§ **THE PROBLEM**
Copy every line of the records below where the word "start" occurs.

Items from a figure collection:

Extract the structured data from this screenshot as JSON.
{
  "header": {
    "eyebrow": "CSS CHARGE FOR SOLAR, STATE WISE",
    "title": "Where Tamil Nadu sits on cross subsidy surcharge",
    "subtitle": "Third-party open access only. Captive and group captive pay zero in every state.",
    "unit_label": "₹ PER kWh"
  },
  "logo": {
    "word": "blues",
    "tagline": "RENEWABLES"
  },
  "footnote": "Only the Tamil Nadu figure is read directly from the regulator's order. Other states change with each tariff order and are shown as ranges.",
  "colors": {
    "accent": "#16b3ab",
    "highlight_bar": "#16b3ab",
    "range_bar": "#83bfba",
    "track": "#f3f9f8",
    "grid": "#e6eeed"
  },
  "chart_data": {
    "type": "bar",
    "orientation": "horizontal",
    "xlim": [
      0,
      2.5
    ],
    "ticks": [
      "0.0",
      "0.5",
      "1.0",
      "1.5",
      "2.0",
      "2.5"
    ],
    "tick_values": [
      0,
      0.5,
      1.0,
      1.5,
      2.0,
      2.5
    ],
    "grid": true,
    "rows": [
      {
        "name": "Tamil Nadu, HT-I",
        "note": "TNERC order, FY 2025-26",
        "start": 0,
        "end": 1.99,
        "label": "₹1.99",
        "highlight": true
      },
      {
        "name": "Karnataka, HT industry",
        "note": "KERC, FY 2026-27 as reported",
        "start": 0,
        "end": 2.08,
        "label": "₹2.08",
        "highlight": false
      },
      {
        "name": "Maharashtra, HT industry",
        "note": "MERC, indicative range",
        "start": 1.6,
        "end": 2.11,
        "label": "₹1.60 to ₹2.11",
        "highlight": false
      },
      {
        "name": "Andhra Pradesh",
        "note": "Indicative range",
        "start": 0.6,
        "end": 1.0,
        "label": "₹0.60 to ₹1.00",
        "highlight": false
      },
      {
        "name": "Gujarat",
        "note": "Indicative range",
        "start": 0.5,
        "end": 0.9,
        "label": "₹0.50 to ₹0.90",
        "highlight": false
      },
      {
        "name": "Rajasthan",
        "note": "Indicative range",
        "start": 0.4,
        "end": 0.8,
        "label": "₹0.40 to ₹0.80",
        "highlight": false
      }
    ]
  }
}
* * *
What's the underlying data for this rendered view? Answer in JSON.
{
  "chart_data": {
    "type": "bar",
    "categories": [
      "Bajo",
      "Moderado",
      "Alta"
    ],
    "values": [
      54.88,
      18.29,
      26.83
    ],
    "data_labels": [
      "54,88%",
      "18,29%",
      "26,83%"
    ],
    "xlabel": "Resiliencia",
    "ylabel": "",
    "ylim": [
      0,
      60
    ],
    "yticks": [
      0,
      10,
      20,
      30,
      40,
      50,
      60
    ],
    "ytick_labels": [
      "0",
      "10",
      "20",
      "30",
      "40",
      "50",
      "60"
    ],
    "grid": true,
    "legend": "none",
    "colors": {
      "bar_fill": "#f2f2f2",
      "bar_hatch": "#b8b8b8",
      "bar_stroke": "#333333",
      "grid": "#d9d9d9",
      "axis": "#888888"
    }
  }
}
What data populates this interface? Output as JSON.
--
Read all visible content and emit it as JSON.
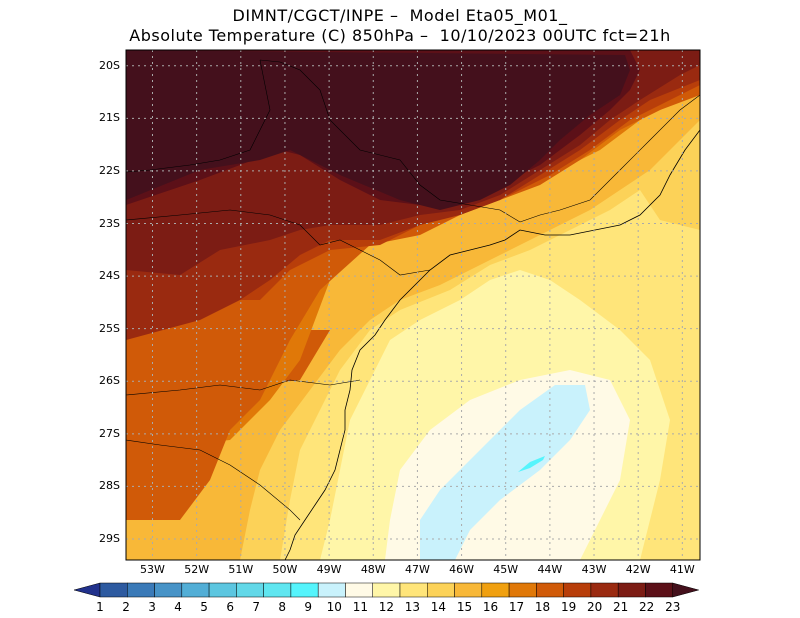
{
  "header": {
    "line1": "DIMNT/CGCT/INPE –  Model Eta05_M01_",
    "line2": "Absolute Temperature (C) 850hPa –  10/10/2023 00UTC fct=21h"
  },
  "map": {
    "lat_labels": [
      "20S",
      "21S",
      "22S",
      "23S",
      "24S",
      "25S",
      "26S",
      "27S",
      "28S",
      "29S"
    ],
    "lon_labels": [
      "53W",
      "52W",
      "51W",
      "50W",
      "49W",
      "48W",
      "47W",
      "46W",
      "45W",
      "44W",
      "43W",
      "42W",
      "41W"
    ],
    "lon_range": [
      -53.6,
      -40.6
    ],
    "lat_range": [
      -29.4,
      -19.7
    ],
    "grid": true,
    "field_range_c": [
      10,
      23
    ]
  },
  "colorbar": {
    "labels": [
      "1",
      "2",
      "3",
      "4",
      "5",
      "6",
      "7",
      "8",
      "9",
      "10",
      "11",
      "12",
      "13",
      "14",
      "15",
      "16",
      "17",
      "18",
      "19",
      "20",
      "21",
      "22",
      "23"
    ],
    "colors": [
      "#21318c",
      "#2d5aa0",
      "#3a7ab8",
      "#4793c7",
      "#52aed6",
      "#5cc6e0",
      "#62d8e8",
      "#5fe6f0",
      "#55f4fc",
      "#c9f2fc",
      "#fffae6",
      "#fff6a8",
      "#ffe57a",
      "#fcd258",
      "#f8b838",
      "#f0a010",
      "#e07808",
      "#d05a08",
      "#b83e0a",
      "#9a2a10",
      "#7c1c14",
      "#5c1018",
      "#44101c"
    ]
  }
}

§ **ANSWER TO THIS EXERCISE**
        "start": 0,
        "start": 0,
        "start": 1.6,
        "start": 0.6,
        "start": 0.5,
        "start": 0.4,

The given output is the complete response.